Scan the records and identify every line in which the string "important" occurs, then return those lines.

** BEGIN **

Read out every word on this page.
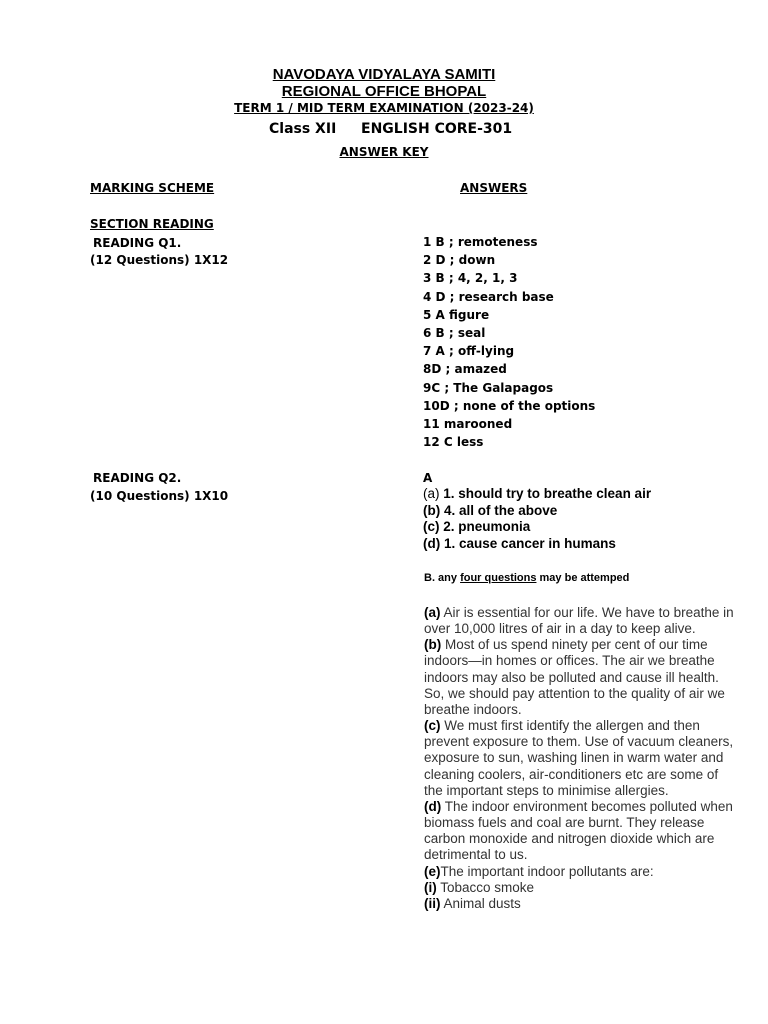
NAVODAYA VIDYALAYA SAMITI
REGIONAL OFFICE BHOPAL
TERM 1 / MID TERM EXAMINATION (2023-24)
Class XII ENGLISH CORE-301
ANSWER KEY
MARKING SCHEME	ANSWERS
SECTION READING
READING Q1.
(12 Questions) 1X12
1 B ; remoteness
2 D ; down
3 B ; 4, 2, 1, 3
4 D ; research base
5 A figure
6 B ; seal
7 A ; off-lying
8D ; amazed
9C ; The Galapagos
10D ; none of the options
11 marooned
12 C less
READING Q2.
(10 Questions) 1X10
A
(a) 1. should try to breathe clean air
(b) 4. all of the above
(c) 2. pneumonia
(d) 1. cause cancer in humans
B. any four questions may be attemped
(a) Air is essential for our life. We have to breathe in
over 10,000 litres of air in a day to keep alive.
(b) Most of us spend ninety per cent of our time
indoors—in homes or offices. The air we breathe
indoors may also be polluted and cause ill health.
So, we should pay attention to the quality of air we
breathe indoors.
(c) We must first identify the allergen and then
prevent exposure to them. Use of vacuum cleaners,
exposure to sun, washing linen in warm water and
cleaning coolers, air-conditioners etc are some of
the important steps to minimise allergies.
(d) The indoor environment becomes polluted when
biomass fuels and coal are burnt. They release
carbon monoxide and nitrogen dioxide which are
detrimental to us.
(e)The important indoor pollutants are:
(i) Tobacco smoke
(ii) Animal dusts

** END **

• _Solution_
the important steps to minimise allergies.
(e)The important indoor pollutants are:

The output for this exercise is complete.